**WORK TO DO**
The records that follow are to be transcribed in full, without their images.

###

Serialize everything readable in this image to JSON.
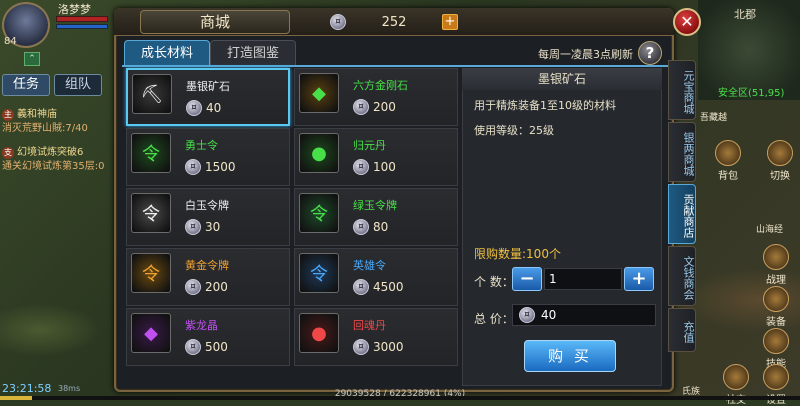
{
  "hud": {
    "player_name": "洛梦梦",
    "level": "84",
    "tabs": [
      "任务",
      "组队"
    ],
    "quests": [
      {
        "tag": "主",
        "title": "義和神庙",
        "detail": "消灭荒野山賊:7/40"
      },
      {
        "tag": "支",
        "title": "幻境试炼突破6",
        "detail": "通关幻境试炼第35层:0"
      }
    ],
    "clock": "23:21:58",
    "signal": "38ms",
    "exp_text": "29039528 / 622328961 (4%)",
    "exp_fraction": 0.04,
    "map_name": "北郡",
    "coords": "安全区(51,95)",
    "side_buttons": [
      "背包",
      "切换",
      "战理",
      "装备",
      "技能",
      "设置",
      "社交"
    ],
    "map_badges": [
      "吾藏越",
      "山海经",
      "氏族"
    ]
  },
  "shop": {
    "title": "商城",
    "currency_icon": "coin-icon",
    "balance": "252",
    "tabs": [
      "成长材料",
      "打造图鉴"
    ],
    "refresh_note": "每周一凌晨3点刷新",
    "side_tabs": [
      "元宝商城",
      "银两商城",
      "贡献商店",
      "文钱商会",
      "充值"
    ],
    "active_side_tab": 2,
    "items": [
      {
        "name": "墨银矿石",
        "price": "40",
        "color": "#f0f0f0",
        "icon": "ore-icon",
        "glyph": "⛏",
        "icon_bg": "#3a3a3a"
      },
      {
        "name": "六方金刚石",
        "price": "200",
        "color": "#48e048",
        "icon": "crystal-icon",
        "glyph": "◆",
        "icon_bg": "#5a4010"
      },
      {
        "name": "勇士令",
        "price": "1500",
        "color": "#48e048",
        "icon": "token-icon",
        "glyph": "令",
        "icon_bg": "#1e4a1e"
      },
      {
        "name": "归元丹",
        "price": "100",
        "color": "#48e048",
        "icon": "pill-icon",
        "glyph": "●",
        "icon_bg": "#1e4a1e"
      },
      {
        "name": "白玉令牌",
        "price": "30",
        "color": "#f0f0f0",
        "icon": "tablet-icon",
        "glyph": "令",
        "icon_bg": "#4a4a4a"
      },
      {
        "name": "绿玉令牌",
        "price": "80",
        "color": "#48e048",
        "icon": "tablet-icon",
        "glyph": "令",
        "icon_bg": "#1e4a2a"
      },
      {
        "name": "黄金令牌",
        "price": "200",
        "color": "#f0a030",
        "icon": "tablet-icon",
        "glyph": "令",
        "icon_bg": "#6a4a10"
      },
      {
        "name": "英雄令",
        "price": "4500",
        "color": "#48a8f8",
        "icon": "token-icon",
        "glyph": "令",
        "icon_bg": "#1e3a5a"
      },
      {
        "name": "紫龙晶",
        "price": "500",
        "color": "#c050f0",
        "icon": "crystal-icon",
        "glyph": "◆",
        "icon_bg": "#3a1a4a"
      },
      {
        "name": "回魂丹",
        "price": "3000",
        "color": "#f04848",
        "icon": "pill-icon",
        "glyph": "●",
        "icon_bg": "#4a1a1a"
      }
    ],
    "detail": {
      "title": "墨银矿石",
      "description": "用于精炼装备1至10级的材料",
      "level": "使用等级：25级",
      "limit": "限购数量:100个",
      "qty_label": "个 数：",
      "qty_value": "1",
      "total_label": "总 价：",
      "total_value": "40",
      "buy_label": "购 买"
    }
  },
  "colors": {
    "accent": "#5aa8d8",
    "frame": "#7a6440"
  }
}
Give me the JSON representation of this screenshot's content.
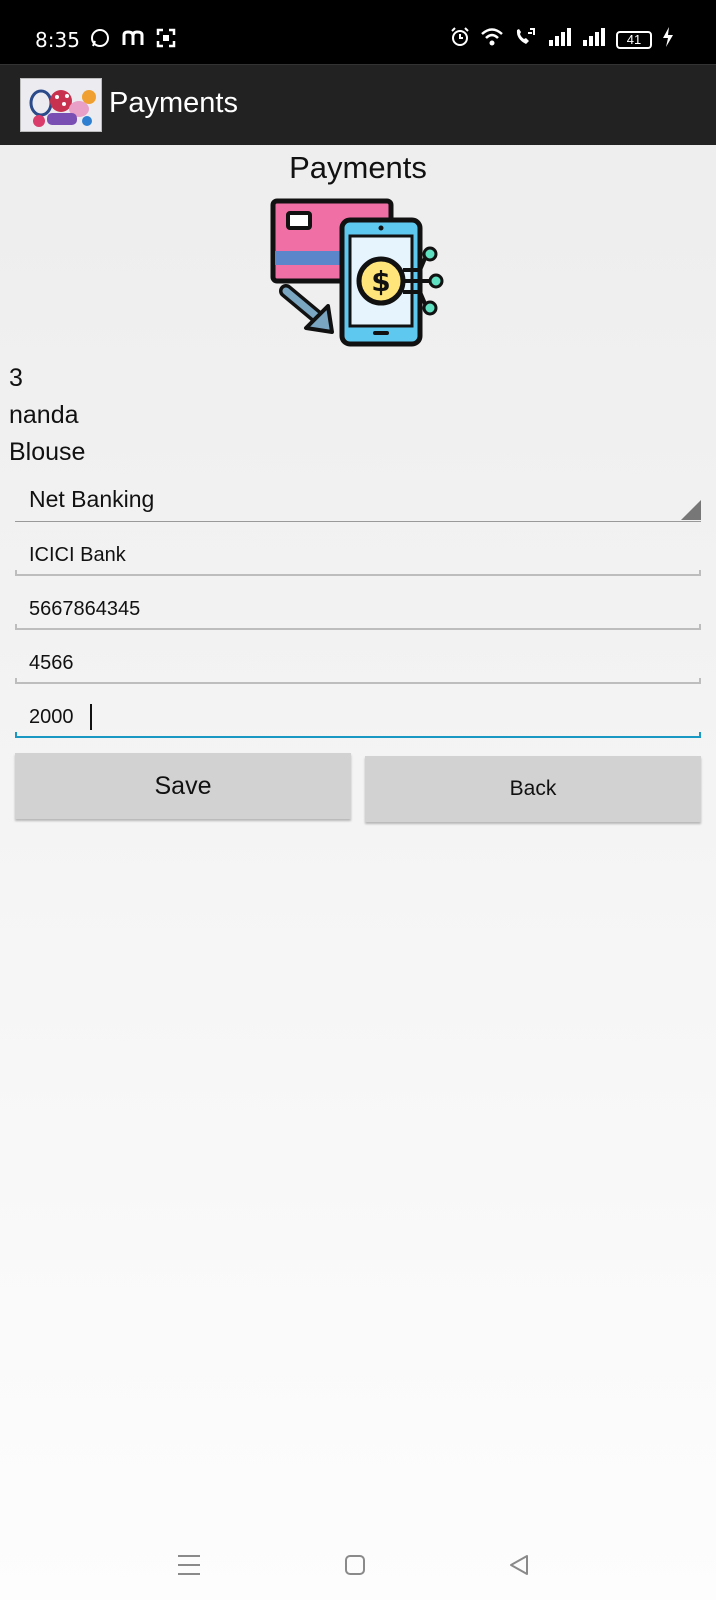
{
  "status_bar": {
    "time": "8:35",
    "battery": "41",
    "icons_left": [
      "whatsapp-icon",
      "m-app-icon",
      "scan-icon"
    ],
    "icons_right": [
      "alarm-icon",
      "wifi-icon",
      "volte-call-icon",
      "signal-icon",
      "signal-icon",
      "battery-icon",
      "charging-icon"
    ]
  },
  "app_bar": {
    "title": "Payments"
  },
  "page": {
    "heading": "Payments",
    "info": [
      "3",
      "nanda",
      "Blouse"
    ]
  },
  "form": {
    "payment_method": "Net Banking",
    "fields": [
      {
        "value": "ICICI Bank"
      },
      {
        "value": "5667864345"
      },
      {
        "value": "4566"
      },
      {
        "value": "2000"
      }
    ],
    "save_label": "Save",
    "back_label": "Back"
  },
  "colors": {
    "app_bar": "#222222",
    "status_bar": "#000000",
    "button": "#d2d2d2",
    "focus_accent": "#1a98c4",
    "card_pink": "#f06fa5",
    "card_stripe": "#5b86c9",
    "phone_blue": "#5fc8ef",
    "coin_yellow": "#ffe57a"
  },
  "nav_bar": {
    "icons": [
      "menu-icon",
      "home-icon",
      "back-icon"
    ]
  }
}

###

**WRITTEN SOLUTION**
Serialize everything readable in this image to JSON.
{
  "hud": {
    "player_name": "洛梦梦",
    "level": "84",
    "tabs": [
      "任务",
      "组队"
    ],
    "quests": [
      {
        "tag": "主",
        "title": "義和神庙",
        "detail": "消灭荒野山賊:7/40"
      },
      {
        "tag": "支",
        "title": "幻境试炼突破6",
        "detail": "通关幻境试炼第35层:0"
      }
    ],
    "clock": "23:21:58",
    "signal": "38ms",
    "exp_text": "29039528 / 622328961 (4%)",
    "exp_fraction": 0.04,
    "map_name": "北郡",
    "coords": "安全区(51,95)",
    "side_buttons": [
      "背包",
      "切换",
      "战理",
      "装备",
      "技能",
      "设置",
      "社交"
    ],
    "map_badges": [
      "吾藏越",
      "山海经",
      "氏族"
    ]
  },
  "shop": {
    "title": "商城",
    "currency_icon": "coin-icon",
    "balance": "252",
    "tabs": [
      "成长材料",
      "打造图鉴"
    ],
    "refresh_note": "每周一凌晨3点刷新",
    "side_tabs": [
      "元宝商城",
      "银两商城",
      "贡献商店",
      "文钱商会",
      "充值"
    ],
    "active_side_tab": 2,
    "items": [
      {
        "name": "墨银矿石",
        "price": "40",
        "color": "#f0f0f0",
        "icon": "ore-icon",
        "glyph": "⛏",
        "icon_bg": "#3a3a3a"
      },
      {
        "name": "六方金刚石",
        "price": "200",
        "color": "#48e048",
        "icon": "crystal-icon",
        "glyph": "◆",
        "icon_bg": "#5a4010"
      },
      {
        "name": "勇士令",
        "price": "1500",
        "color": "#48e048",
        "icon": "token-icon",
        "glyph": "令",
        "icon_bg": "#1e4a1e"
      },
      {
        "name": "归元丹",
        "price": "100",
        "color": "#48e048",
        "icon": "pill-icon",
        "glyph": "●",
        "icon_bg": "#1e4a1e"
      },
      {
        "name": "白玉令牌",
        "price": "30",
        "color": "#f0f0f0",
        "icon": "tablet-icon",
        "glyph": "令",
        "icon_bg": "#4a4a4a"
      },
      {
        "name": "绿玉令牌",
        "price": "80",
        "color": "#48e048",
        "icon": "tablet-icon",
        "glyph": "令",
        "icon_bg": "#1e4a2a"
      },
      {
        "name": "黄金令牌",
        "price": "200",
        "color": "#f0a030",
        "icon": "tablet-icon",
        "glyph": "令",
        "icon_bg": "#6a4a10"
      },
      {
        "name": "英雄令",
        "price": "4500",
        "color": "#48a8f8",
        "icon": "token-icon",
        "glyph": "令",
        "icon_bg": "#1e3a5a"
      },
      {
        "name": "紫龙晶",
        "price": "500",
        "color": "#c050f0",
        "icon": "crystal-icon",
        "glyph": "◆",
        "icon_bg": "#3a1a4a"
      },
      {
        "name": "回魂丹",
        "price": "3000",
        "color": "#f04848",
        "icon": "pill-icon",
        "glyph": "●",
        "icon_bg": "#4a1a1a"
      }
    ],
    "detail": {
      "title": "墨银矿石",
      "description": "用于精炼装备1至10级的材料",
      "level": "使用等级：25级",
      "limit": "限购数量:100个",
      "qty_label": "个 数：",
      "qty_value": "1",
      "total_label": "总 价：",
      "total_value": "40",
      "buy_label": "购 买"
    }
  },
  "colors": {
    "accent": "#5aa8d8",
    "frame": "#7a6440"
  }
}
Give me the JSON representation of this screenshot's content.
{
  "status_bar": {
    "time": "8:35",
    "battery": "41",
    "icons_left": [
      "whatsapp-icon",
      "m-app-icon",
      "scan-icon"
    ],
    "icons_right": [
      "alarm-icon",
      "wifi-icon",
      "volte-call-icon",
      "signal-icon",
      "signal-icon",
      "battery-icon",
      "charging-icon"
    ]
  },
  "app_bar": {
    "title": "Payments"
  },
  "page": {
    "heading": "Payments",
    "info": [
      "3",
      "nanda",
      "Blouse"
    ]
  },
  "form": {
    "payment_method": "Net Banking",
    "fields": [
      {
        "value": "ICICI Bank"
      },
      {
        "value": "5667864345"
      },
      {
        "value": "4566"
      },
      {
        "value": "2000"
      }
    ],
    "save_label": "Save",
    "back_label": "Back"
  },
  "colors": {
    "app_bar": "#222222",
    "status_bar": "#000000",
    "button": "#d2d2d2",
    "focus_accent": "#1a98c4",
    "card_pink": "#f06fa5",
    "card_stripe": "#5b86c9",
    "phone_blue": "#5fc8ef",
    "coin_yellow": "#ffe57a"
  },
  "nav_bar": {
    "icons": [
      "menu-icon",
      "home-icon",
      "back-icon"
    ]
  }
}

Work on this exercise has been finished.